> WORK TO BE COMPLETED: Copy out every line of the records below verbatim, keeping them in their original order.

===============

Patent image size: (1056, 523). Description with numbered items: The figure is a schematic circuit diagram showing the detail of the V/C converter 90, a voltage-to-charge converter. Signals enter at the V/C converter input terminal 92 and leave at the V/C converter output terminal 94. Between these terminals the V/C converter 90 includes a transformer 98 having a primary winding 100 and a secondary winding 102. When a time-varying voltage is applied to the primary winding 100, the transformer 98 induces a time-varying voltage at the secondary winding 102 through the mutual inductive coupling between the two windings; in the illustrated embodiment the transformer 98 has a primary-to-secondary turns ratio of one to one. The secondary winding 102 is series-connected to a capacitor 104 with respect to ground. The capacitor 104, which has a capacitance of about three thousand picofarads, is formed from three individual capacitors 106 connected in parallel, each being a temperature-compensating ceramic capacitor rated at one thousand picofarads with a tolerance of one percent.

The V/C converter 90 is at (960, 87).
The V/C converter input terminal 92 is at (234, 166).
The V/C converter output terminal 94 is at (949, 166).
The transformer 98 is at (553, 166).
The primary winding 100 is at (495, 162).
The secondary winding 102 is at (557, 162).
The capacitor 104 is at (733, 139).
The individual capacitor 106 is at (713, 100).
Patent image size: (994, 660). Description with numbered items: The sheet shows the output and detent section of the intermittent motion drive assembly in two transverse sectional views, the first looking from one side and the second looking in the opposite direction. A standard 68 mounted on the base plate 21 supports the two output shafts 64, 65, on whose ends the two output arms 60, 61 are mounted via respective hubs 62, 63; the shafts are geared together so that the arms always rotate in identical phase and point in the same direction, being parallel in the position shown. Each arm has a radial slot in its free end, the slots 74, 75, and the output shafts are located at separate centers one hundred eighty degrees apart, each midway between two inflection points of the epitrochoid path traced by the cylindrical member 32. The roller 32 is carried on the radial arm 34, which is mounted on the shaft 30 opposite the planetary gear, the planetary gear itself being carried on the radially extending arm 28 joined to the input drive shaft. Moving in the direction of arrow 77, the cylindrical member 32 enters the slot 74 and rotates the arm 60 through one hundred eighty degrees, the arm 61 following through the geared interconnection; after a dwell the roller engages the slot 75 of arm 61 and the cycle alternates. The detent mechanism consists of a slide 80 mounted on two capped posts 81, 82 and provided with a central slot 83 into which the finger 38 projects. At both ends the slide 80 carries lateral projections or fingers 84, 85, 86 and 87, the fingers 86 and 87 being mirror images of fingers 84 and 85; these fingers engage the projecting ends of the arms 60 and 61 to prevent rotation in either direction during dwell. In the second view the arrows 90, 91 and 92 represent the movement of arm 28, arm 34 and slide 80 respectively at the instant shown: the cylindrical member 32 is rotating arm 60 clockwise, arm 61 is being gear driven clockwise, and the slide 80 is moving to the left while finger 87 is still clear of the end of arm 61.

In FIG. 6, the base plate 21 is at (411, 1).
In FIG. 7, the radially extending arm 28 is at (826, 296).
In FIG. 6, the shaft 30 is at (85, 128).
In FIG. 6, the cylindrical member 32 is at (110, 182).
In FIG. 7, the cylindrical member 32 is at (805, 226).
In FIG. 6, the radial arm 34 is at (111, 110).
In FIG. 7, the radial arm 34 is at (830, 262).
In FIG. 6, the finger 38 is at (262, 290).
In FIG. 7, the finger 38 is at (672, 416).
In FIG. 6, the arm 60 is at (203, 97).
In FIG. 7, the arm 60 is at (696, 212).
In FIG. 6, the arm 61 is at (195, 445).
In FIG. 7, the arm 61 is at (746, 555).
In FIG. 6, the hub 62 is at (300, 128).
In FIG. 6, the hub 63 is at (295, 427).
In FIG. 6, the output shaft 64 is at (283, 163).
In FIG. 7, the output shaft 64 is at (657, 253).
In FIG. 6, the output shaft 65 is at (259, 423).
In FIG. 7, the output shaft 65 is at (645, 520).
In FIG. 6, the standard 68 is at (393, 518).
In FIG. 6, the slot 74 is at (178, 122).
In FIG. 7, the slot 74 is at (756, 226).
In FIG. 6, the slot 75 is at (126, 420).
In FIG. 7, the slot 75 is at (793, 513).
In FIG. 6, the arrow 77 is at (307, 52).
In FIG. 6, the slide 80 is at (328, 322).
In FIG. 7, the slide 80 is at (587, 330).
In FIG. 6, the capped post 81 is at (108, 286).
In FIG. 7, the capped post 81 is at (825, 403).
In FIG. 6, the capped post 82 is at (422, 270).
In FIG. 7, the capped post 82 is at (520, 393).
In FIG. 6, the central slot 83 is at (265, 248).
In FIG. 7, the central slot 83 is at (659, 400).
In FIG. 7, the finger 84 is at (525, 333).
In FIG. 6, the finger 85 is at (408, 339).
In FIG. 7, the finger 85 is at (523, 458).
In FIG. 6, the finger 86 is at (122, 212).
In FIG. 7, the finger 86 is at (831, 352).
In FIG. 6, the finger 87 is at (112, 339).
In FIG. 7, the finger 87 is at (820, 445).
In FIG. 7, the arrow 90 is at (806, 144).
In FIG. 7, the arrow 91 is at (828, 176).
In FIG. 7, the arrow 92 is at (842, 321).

===============

> SOLUTION TO THE PROBLEM:
Patent image size: (1056, 523). Description with numbered items: The figure is a schematic circuit diagram showing the detail of the V/C converter 90, a voltage-to-charge converter. Signals enter at the V/C converter input terminal 92 and leave at the V/C converter output terminal 94. Between these terminals the V/C converter 90 includes a transformer 98 having a primary winding 100 and a secondary winding 102. When a time-varying voltage is applied to the primary winding 100, the transformer 98 induces a time-varying voltage at the secondary winding 102 through the mutual inductive coupling between the two windings; in the illustrated embodiment the transformer 98 has a primary-to-secondary turns ratio of one to one. The secondary winding 102 is series-connected to a capacitor 104 with respect to ground. The capacitor 104, which has a capacitance of about three thousand picofarads, is formed from three individual capacitors 106 connected in parallel, each being a temperature-compensating ceramic capacitor rated at one thousand picofarads with a tolerance of one percent.

The V/C converter 90 is at (960, 87).
The V/C converter input terminal 92 is at (234, 166).
The V/C converter output terminal 94 is at (949, 166).
The transformer 98 is at (553, 166).
The primary winding 100 is at (495, 162).
The secondary winding 102 is at (557, 162).
The capacitor 104 is at (733, 139).
The individual capacitor 106 is at (713, 100).
Patent image size: (994, 660). Description with numbered items: The sheet shows the output and detent section of the intermittent motion drive assembly in two transverse sectional views, the first looking from one side and the second looking in the opposite direction. A standard 68 mounted on the base plate 21 supports the two output shafts 64, 65, on whose ends the two output arms 60, 61 are mounted via respective hubs 62, 63; the shafts are geared together so that the arms always rotate in identical phase and point in the same direction, being parallel in the position shown. Each arm has a radial slot in its free end, the slots 74, 75, and the output shafts are located at separate centers one hundred eighty degrees apart, each midway between two inflection points of the epitrochoid path traced by the cylindrical member 32. The roller 32 is carried on the radial arm 34, which is mounted on the shaft 30 opposite the planetary gear, the planetary gear itself being carried on the radially extending arm 28 joined to the input drive shaft. Moving in the direction of arrow 77, the cylindrical member 32 enters the slot 74 and rotates the arm 60 through one hundred eighty degrees, the arm 61 following through the geared interconnection; after a dwell the roller engages the slot 75 of arm 61 and the cycle alternates. The detent mechanism consists of a slide 80 mounted on two capped posts 81, 82 and provided with a central slot 83 into which the finger 38 projects. At both ends the slide 80 carries lateral projections or fingers 84, 85, 86 and 87, the fingers 86 and 87 being mirror images of fingers 84 and 85; these fingers engage the projecting ends of the arms 60 and 61 to prevent rotation in either direction during dwell. In the second view the arrows 90, 91 and 92 represent the movement of arm 28, arm 34 and slide 80 respectively at the instant shown: the cylindrical member 32 is rotating arm 60 clockwise, arm 61 is being gear driven clockwise, and the slide 80 is moving to the left while finger 87 is still clear of the end of arm 61.

In FIG. 6, the base plate 21 is at (411, 1).
In FIG. 7, the radially extending arm 28 is at (826, 296).
In FIG. 6, the shaft 30 is at (85, 128).
In FIG. 6, the cylindrical member 32 is at (110, 182).
In FIG. 7, the cylindrical member 32 is at (805, 226).
In FIG. 6, the radial arm 34 is at (111, 110).
In FIG. 7, the radial arm 34 is at (830, 262).
In FIG. 6, the finger 38 is at (262, 290).
In FIG. 7, the finger 38 is at (672, 416).
In FIG. 6, the arm 60 is at (203, 97).
In FIG. 7, the arm 60 is at (696, 212).
In FIG. 6, the arm 61 is at (195, 445).
In FIG. 7, the arm 61 is at (746, 555).
In FIG. 6, the hub 62 is at (300, 128).
In FIG. 6, the hub 63 is at (295, 427).
In FIG. 6, the output shaft 64 is at (283, 163).
In FIG. 7, the output shaft 64 is at (657, 253).
In FIG. 6, the output shaft 65 is at (259, 423).
In FIG. 7, the output shaft 65 is at (645, 520).
In FIG. 6, the standard 68 is at (393, 518).
In FIG. 6, the slot 74 is at (178, 122).
In FIG. 7, the slot 74 is at (756, 226).
In FIG. 6, the slot 75 is at (126, 420).
In FIG. 7, the slot 75 is at (793, 513).
In FIG. 6, the arrow 77 is at (307, 52).
In FIG. 6, the slide 80 is at (328, 322).
In FIG. 7, the slide 80 is at (587, 330).
In FIG. 6, the capped post 81 is at (108, 286).
In FIG. 7, the capped post 81 is at (825, 403).
In FIG. 6, the capped post 82 is at (422, 270).
In FIG. 7, the capped post 82 is at (520, 393).
In FIG. 6, the central slot 83 is at (265, 248).
In FIG. 7, the central slot 83 is at (659, 400).
In FIG. 7, the finger 84 is at (525, 333).
In FIG. 6, the finger 85 is at (408, 339).
In FIG. 7, the finger 85 is at (523, 458).
In FIG. 6, the finger 86 is at (122, 212).
In FIG. 7, the finger 86 is at (831, 352).
In FIG. 6, the finger 87 is at (112, 339).
In FIG. 7, the finger 87 is at (820, 445).
In FIG. 7, the arrow 90 is at (806, 144).
In FIG. 7, the arrow 91 is at (828, 176).
In FIG. 7, the arrow 92 is at (842, 321).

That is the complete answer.